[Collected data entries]

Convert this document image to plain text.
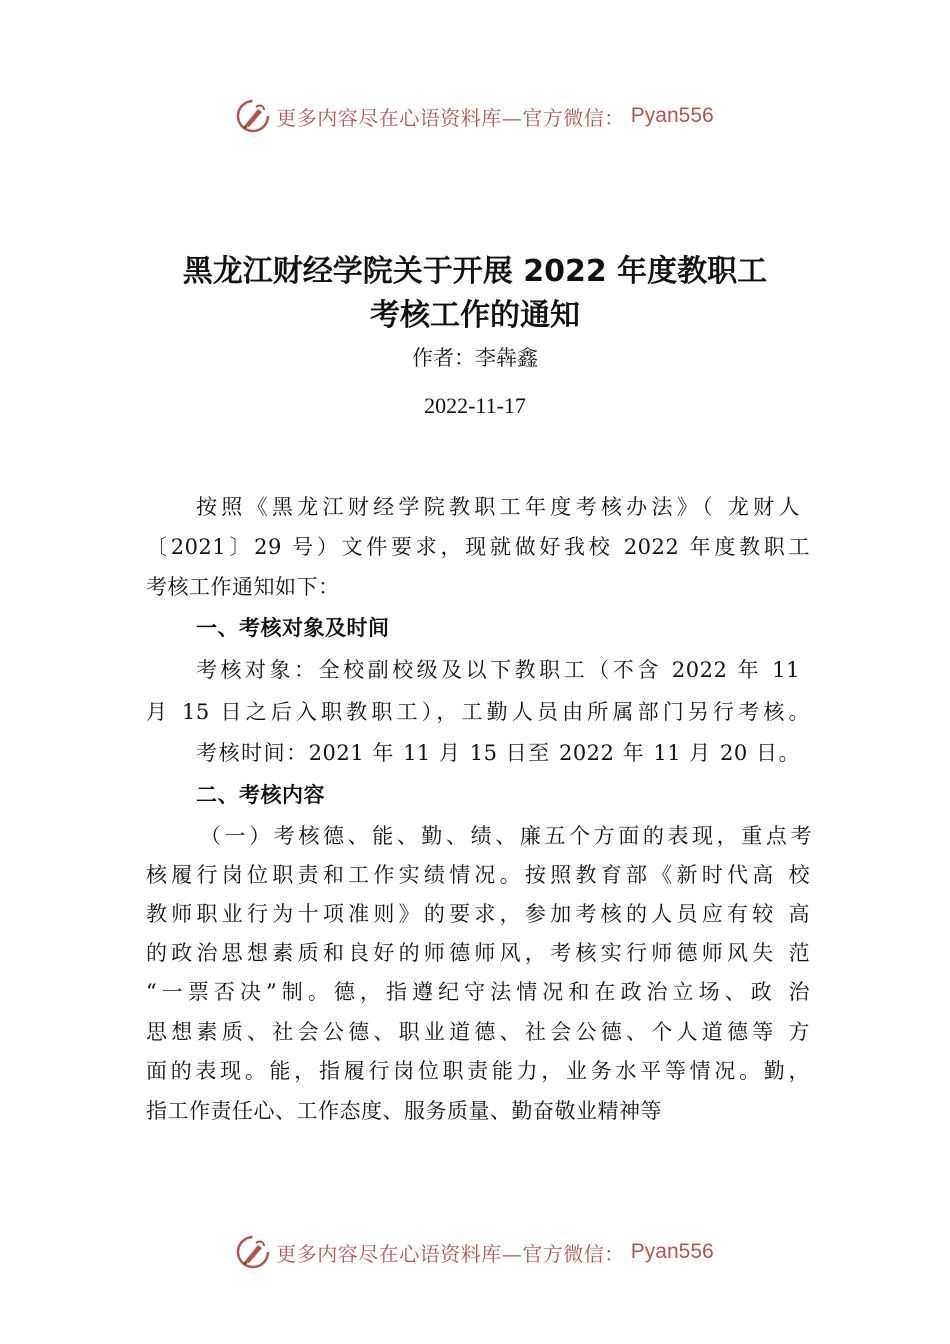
更多内容尽在心语资料库—官方微信： Pyan556
黑龙江财经学院关于开展 2022 年度教职工
考核工作的通知
作者：李犇鑫
2022-11-17
按照《黑龙江财经学院教职工年度考核办法》（ 龙财人
〔2021〕29 号）文件要求，现就做好我校 2022 年度教职工
考核工作通知如下：
一、考核对象及时间
考核对象：全校副校级及以下教职工（不含 2022 年 11
月 15 日之后入职教职工），工勤人员由所属部门另行考核。
考核时间：2021 年 11 月 15 日至 2022 年 11 月 20 日。
二、考核内容
（一）考核德、能、勤、绩、廉五个方面的表现，重点考
核履行岗位职责和工作实绩情况。按照教育部《新时代高 校
教师职业行为十项准则》的要求，参加考核的人员应有较 高
的政治思想素质和良好的师德师风，考核实行师德师风失 范
“一票否决”制。德，指遵纪守法情况和在政治立场、政 治
思想素质、社会公德、职业道德、社会公德、个人道德等 方
面的表现。能，指履行岗位职责能力，业务水平等情况。勤，
指工作责任心、工作态度、服务质量、勤奋敬业精神等
更多内容尽在心语资料库—官方微信： Pyan556
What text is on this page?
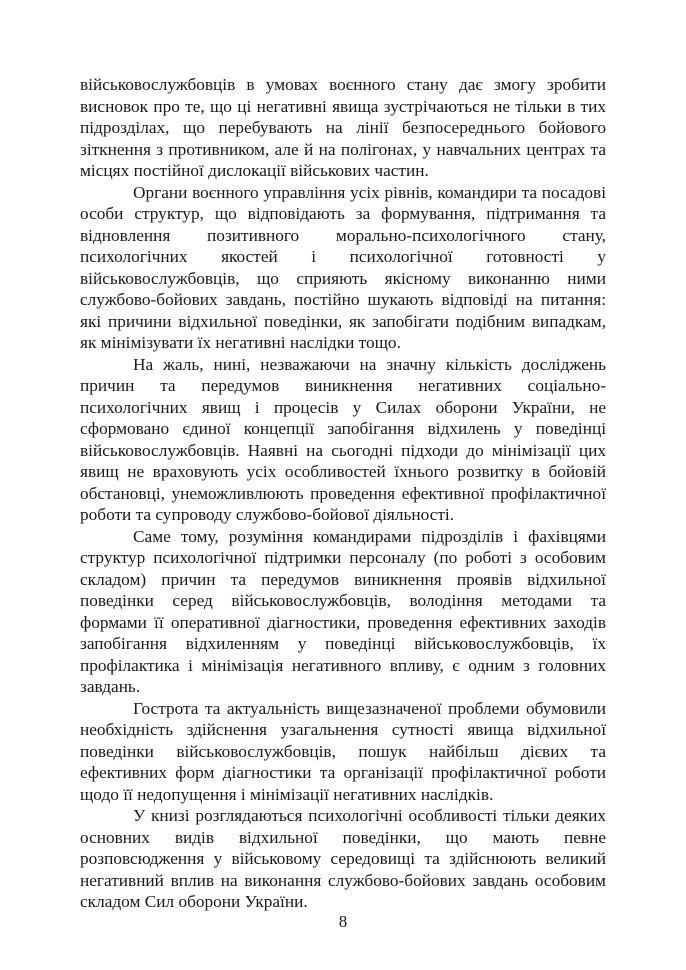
військовослужбовців в умовах воєнного стану дає змогу зробити висновок про те, що ці негативні явища зустрічаються не тільки в тих підрозділах, що перебувають на лінії безпосереднього бойового зіткнення з противником, але й на полігонах, у навчальних центрах та місцях постійної дислокації військових частин.

Органи воєнного управління усіх рівнів, командири та посадові особи структур, що відповідають за формування, підтримання та відновлення позитивного морально-психологічного стану, психологічних якостей і психологічної готовності у військовослужбовців, що сприяють якісному виконанню ними службово-бойових завдань, постійно шукають відповіді на питання: які причини відхильної поведінки, як запобігати подібним випадкам, як мінімізувати їх негативні наслідки тощо.

На жаль, нині, незважаючи на значну кількість досліджень причин та передумов виникнення негативних соціально-психологічних явищ і процесів у Силах оборони України, не сформовано єдиної концепції запобігання відхилень у поведінці військовослужбовців. Наявні на сьогодні підходи до мінімізації цих явищ не враховують усіх особливостей їхнього розвитку в бойовій обстановці, унеможливлюють проведення ефективної профілактичної роботи та супроводу службово-бойової діяльності.

Саме тому, розуміння командирами підрозділів і фахівцями структур психологічної підтримки персоналу (по роботі з особовим складом) причин та передумов виникнення проявів відхильної поведінки серед військовослужбовців, володіння методами та формами її оперативної діагностики, проведення ефективних заходів запобігання відхиленням у поведінці військовослужбовців, їх профілактика і мінімізація негативного впливу, є одним з головних завдань.

Гострота та актуальність вищезазначеної проблеми обумовили необхідність здійснення узагальнення сутності явища відхильної поведінки військовослужбовців, пошук найбільш дієвих та ефективних форм діагностики та організації профілактичної роботи щодо її недопущення і мінімізації негативних наслідків.

У книзі розглядаються психологічні особливості тільки деяких основних видів відхильної поведінки, що мають певне розповсюдження у військовому середовищі та здійснюють великий негативний вплив на виконання службово-бойових завдань особовим складом Сил оборони України.

8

**TASK BRIEF**
Can you restate all the records above word for word while dropping the pictures?

**SOLUTION FOR THIS PROBLEM**
Convert this document image to plain text.
更多内容尽在心语资料库—官方微信： Pyan556
黑龙江财经学院关于开展 2022 年度教职工
考核工作的通知
作者：李犇鑫
2022-11-17
按照《黑龙江财经学院教职工年度考核办法》（ 龙财人
〔2021〕29 号）文件要求，现就做好我校 2022 年度教职工
考核工作通知如下：
一、考核对象及时间
考核对象：全校副校级及以下教职工（不含 2022 年 11
月 15 日之后入职教职工），工勤人员由所属部门另行考核。
考核时间：2021 年 11 月 15 日至 2022 年 11 月 20 日。
二、考核内容
（一）考核德、能、勤、绩、廉五个方面的表现，重点考
核履行岗位职责和工作实绩情况。按照教育部《新时代高 校
教师职业行为十项准则》的要求，参加考核的人员应有较 高
的政治思想素质和良好的师德师风，考核实行师德师风失 范
“一票否决”制。德，指遵纪守法情况和在政治立场、政 治
思想素质、社会公德、职业道德、社会公德、个人道德等 方
面的表现。能，指履行岗位职责能力，业务水平等情况。勤，
指工作责任心、工作态度、服务质量、勤奋敬业精神等
更多内容尽在心语资料库—官方微信： Pyan556
What text is on this page?
військовослужбовців в умовах воєнного стану дає змогу зробити висновок про те, що ці негативні явища зустрічаються не тільки в тих підрозділах, що перебувають на лінії безпосереднього бойового зіткнення з противником, але й на полігонах, у навчальних центрах та місцях постійної дислокації військових частин.

Органи воєнного управління усіх рівнів, командири та посадові особи структур, що відповідають за формування, підтримання та відновлення позитивного морально-психологічного стану, психологічних якостей і психологічної готовності у військовослужбовців, що сприяють якісному виконанню ними службово-бойових завдань, постійно шукають відповіді на питання: які причини відхильної поведінки, як запобігати подібним випадкам, як мінімізувати їх негативні наслідки тощо.

На жаль, нині, незважаючи на значну кількість досліджень причин та передумов виникнення негативних соціально-психологічних явищ і процесів у Силах оборони України, не сформовано єдиної концепції запобігання відхилень у поведінці військовослужбовців. Наявні на сьогодні підходи до мінімізації цих явищ не враховують усіх особливостей їхнього розвитку в бойовій обстановці, унеможливлюють проведення ефективної профілактичної роботи та супроводу службово-бойової діяльності.

Саме тому, розуміння командирами підрозділів і фахівцями структур психологічної підтримки персоналу (по роботі з особовим складом) причин та передумов виникнення проявів відхильної поведінки серед військовослужбовців, володіння методами та формами її оперативної діагностики, проведення ефективних заходів запобігання відхиленням у поведінці військовослужбовців, їх профілактика і мінімізація негативного впливу, є одним з головних завдань.

Гострота та актуальність вищезазначеної проблеми обумовили необхідність здійснення узагальнення сутності явища відхильної поведінки військовослужбовців, пошук найбільш дієвих та ефективних форм діагностики та організації профілактичної роботи щодо її недопущення і мінімізації негативних наслідків.

У книзі розглядаються психологічні особливості тільки деяких основних видів відхильної поведінки, що мають певне розповсюдження у військовому середовищі та здійснюють великий негативний вплив на виконання службово-бойових завдань особовим складом Сил оборони України.

8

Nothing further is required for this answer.